Problem ▸
Each entry below is to be duplicated verbatim.

Material supplied ▸
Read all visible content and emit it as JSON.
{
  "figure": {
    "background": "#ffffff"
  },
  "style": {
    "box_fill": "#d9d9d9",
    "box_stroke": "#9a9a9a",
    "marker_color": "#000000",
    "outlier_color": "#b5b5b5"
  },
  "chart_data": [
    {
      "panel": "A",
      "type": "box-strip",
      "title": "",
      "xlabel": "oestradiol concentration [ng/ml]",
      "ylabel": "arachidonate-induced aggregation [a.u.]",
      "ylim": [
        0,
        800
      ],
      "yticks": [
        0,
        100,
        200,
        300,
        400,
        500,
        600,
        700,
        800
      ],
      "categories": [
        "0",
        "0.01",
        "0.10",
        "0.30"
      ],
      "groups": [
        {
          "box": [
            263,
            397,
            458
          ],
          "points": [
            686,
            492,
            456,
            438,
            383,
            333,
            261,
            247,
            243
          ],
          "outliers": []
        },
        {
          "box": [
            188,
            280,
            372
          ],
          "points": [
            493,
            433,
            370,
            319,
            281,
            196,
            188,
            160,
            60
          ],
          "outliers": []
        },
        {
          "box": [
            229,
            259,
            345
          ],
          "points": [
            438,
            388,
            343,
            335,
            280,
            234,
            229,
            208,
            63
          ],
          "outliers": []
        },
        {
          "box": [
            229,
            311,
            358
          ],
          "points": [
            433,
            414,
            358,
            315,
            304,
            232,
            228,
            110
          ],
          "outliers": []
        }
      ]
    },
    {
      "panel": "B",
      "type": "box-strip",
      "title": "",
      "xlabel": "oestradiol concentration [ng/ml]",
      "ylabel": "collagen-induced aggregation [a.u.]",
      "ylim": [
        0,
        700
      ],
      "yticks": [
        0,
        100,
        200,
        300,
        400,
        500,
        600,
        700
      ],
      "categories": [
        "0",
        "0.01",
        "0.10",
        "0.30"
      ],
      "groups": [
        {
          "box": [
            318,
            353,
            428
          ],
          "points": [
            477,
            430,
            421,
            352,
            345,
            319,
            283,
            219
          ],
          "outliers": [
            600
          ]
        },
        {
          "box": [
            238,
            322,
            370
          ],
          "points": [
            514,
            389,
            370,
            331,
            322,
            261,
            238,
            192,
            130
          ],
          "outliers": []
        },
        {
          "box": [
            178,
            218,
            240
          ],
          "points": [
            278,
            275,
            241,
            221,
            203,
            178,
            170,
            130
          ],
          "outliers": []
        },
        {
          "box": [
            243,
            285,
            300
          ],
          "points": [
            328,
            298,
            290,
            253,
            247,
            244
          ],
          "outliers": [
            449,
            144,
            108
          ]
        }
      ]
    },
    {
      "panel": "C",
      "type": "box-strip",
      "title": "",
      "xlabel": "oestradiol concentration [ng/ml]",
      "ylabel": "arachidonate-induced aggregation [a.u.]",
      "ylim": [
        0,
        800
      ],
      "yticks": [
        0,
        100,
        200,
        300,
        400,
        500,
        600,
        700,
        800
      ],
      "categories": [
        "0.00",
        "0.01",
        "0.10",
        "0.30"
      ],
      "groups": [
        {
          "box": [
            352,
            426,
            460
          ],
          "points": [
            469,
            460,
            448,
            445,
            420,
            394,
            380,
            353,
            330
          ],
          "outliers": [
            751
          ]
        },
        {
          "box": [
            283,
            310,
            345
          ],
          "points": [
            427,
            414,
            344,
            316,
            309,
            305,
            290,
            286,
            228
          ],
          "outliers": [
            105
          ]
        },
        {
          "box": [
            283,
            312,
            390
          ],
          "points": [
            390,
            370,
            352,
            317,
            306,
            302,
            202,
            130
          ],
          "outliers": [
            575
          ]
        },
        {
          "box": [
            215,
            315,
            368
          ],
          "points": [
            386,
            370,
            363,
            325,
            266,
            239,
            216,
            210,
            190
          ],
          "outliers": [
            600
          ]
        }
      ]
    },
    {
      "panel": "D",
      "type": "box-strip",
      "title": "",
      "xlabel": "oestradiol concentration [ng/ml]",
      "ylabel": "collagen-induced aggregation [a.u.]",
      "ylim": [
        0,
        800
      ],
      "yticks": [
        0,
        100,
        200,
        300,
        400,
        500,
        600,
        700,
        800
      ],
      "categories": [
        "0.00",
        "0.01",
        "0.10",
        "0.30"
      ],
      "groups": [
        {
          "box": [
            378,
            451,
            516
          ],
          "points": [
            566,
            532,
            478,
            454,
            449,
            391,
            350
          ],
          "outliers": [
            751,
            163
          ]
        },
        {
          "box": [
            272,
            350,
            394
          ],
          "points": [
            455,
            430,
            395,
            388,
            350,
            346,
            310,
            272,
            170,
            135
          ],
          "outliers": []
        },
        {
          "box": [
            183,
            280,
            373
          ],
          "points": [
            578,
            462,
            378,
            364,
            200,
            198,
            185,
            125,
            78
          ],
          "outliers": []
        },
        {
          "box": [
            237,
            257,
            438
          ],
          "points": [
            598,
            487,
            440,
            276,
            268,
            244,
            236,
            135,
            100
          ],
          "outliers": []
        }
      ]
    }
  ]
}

Solution for this problem ▸
Read all visible content and emit it as JSON.
{
  "figure": {
    "background": "#ffffff"
  },
  "style": {
    "box_fill": "#d9d9d9",
    "box_stroke": "#9a9a9a",
    "marker_color": "#000000",
    "outlier_color": "#b5b5b5"
  },
  "chart_data": [
    {
      "panel": "A",
      "type": "box-strip",
      "title": "",
      "xlabel": "oestradiol concentration [ng/ml]",
      "ylabel": "arachidonate-induced aggregation [a.u.]",
      "ylim": [
        0,
        800
      ],
      "yticks": [
        0,
        100,
        200,
        300,
        400,
        500,
        600,
        700,
        800
      ],
      "categories": [
        "0",
        "0.01",
        "0.10",
        "0.30"
      ],
      "groups": [
        {
          "box": [
            263,
            397,
            458
          ],
          "points": [
            686,
            492,
            456,
            438,
            383,
            333,
            261,
            247,
            243
          ],
          "outliers": []
        },
        {
          "box": [
            188,
            280,
            372
          ],
          "points": [
            493,
            433,
            370,
            319,
            281,
            196,
            188,
            160,
            60
          ],
          "outliers": []
        },
        {
          "box": [
            229,
            259,
            345
          ],
          "points": [
            438,
            388,
            343,
            335,
            280,
            234,
            229,
            208,
            63
          ],
          "outliers": []
        },
        {
          "box": [
            229,
            311,
            358
          ],
          "points": [
            433,
            414,
            358,
            315,
            304,
            232,
            228,
            110
          ],
          "outliers": []
        }
      ]
    },
    {
      "panel": "B",
      "type": "box-strip",
      "title": "",
      "xlabel": "oestradiol concentration [ng/ml]",
      "ylabel": "collagen-induced aggregation [a.u.]",
      "ylim": [
        0,
        700
      ],
      "yticks": [
        0,
        100,
        200,
        300,
        400,
        500,
        600,
        700
      ],
      "categories": [
        "0",
        "0.01",
        "0.10",
        "0.30"
      ],
      "groups": [
        {
          "box": [
            318,
            353,
            428
          ],
          "points": [
            477,
            430,
            421,
            352,
            345,
            319,
            283,
            219
          ],
          "outliers": [
            600
          ]
        },
        {
          "box": [
            238,
            322,
            370
          ],
          "points": [
            514,
            389,
            370,
            331,
            322,
            261,
            238,
            192,
            130
          ],
          "outliers": []
        },
        {
          "box": [
            178,
            218,
            240
          ],
          "points": [
            278,
            275,
            241,
            221,
            203,
            178,
            170,
            130
          ],
          "outliers": []
        },
        {
          "box": [
            243,
            285,
            300
          ],
          "points": [
            328,
            298,
            290,
            253,
            247,
            244
          ],
          "outliers": [
            449,
            144,
            108
          ]
        }
      ]
    },
    {
      "panel": "C",
      "type": "box-strip",
      "title": "",
      "xlabel": "oestradiol concentration [ng/ml]",
      "ylabel": "arachidonate-induced aggregation [a.u.]",
      "ylim": [
        0,
        800
      ],
      "yticks": [
        0,
        100,
        200,
        300,
        400,
        500,
        600,
        700,
        800
      ],
      "categories": [
        "0.00",
        "0.01",
        "0.10",
        "0.30"
      ],
      "groups": [
        {
          "box": [
            352,
            426,
            460
          ],
          "points": [
            469,
            460,
            448,
            445,
            420,
            394,
            380,
            353,
            330
          ],
          "outliers": [
            751
          ]
        },
        {
          "box": [
            283,
            310,
            345
          ],
          "points": [
            427,
            414,
            344,
            316,
            309,
            305,
            290,
            286,
            228
          ],
          "outliers": [
            105
          ]
        },
        {
          "box": [
            283,
            312,
            390
          ],
          "points": [
            390,
            370,
            352,
            317,
            306,
            302,
            202,
            130
          ],
          "outliers": [
            575
          ]
        },
        {
          "box": [
            215,
            315,
            368
          ],
          "points": [
            386,
            370,
            363,
            325,
            266,
            239,
            216,
            210,
            190
          ],
          "outliers": [
            600
          ]
        }
      ]
    },
    {
      "panel": "D",
      "type": "box-strip",
      "title": "",
      "xlabel": "oestradiol concentration [ng/ml]",
      "ylabel": "collagen-induced aggregation [a.u.]",
      "ylim": [
        0,
        800
      ],
      "yticks": [
        0,
        100,
        200,
        300,
        400,
        500,
        600,
        700,
        800
      ],
      "categories": [
        "0.00",
        "0.01",
        "0.10",
        "0.30"
      ],
      "groups": [
        {
          "box": [
            378,
            451,
            516
          ],
          "points": [
            566,
            532,
            478,
            454,
            449,
            391,
            350
          ],
          "outliers": [
            751,
            163
          ]
        },
        {
          "box": [
            272,
            350,
            394
          ],
          "points": [
            455,
            430,
            395,
            388,
            350,
            346,
            310,
            272,
            170,
            135
          ],
          "outliers": []
        },
        {
          "box": [
            183,
            280,
            373
          ],
          "points": [
            578,
            462,
            378,
            364,
            200,
            198,
            185,
            125,
            78
          ],
          "outliers": []
        },
        {
          "box": [
            237,
            257,
            438
          ],
          "points": [
            598,
            487,
            440,
            276,
            268,
            244,
            236,
            135,
            100
          ],
          "outliers": []
        }
      ]
    }
  ]
}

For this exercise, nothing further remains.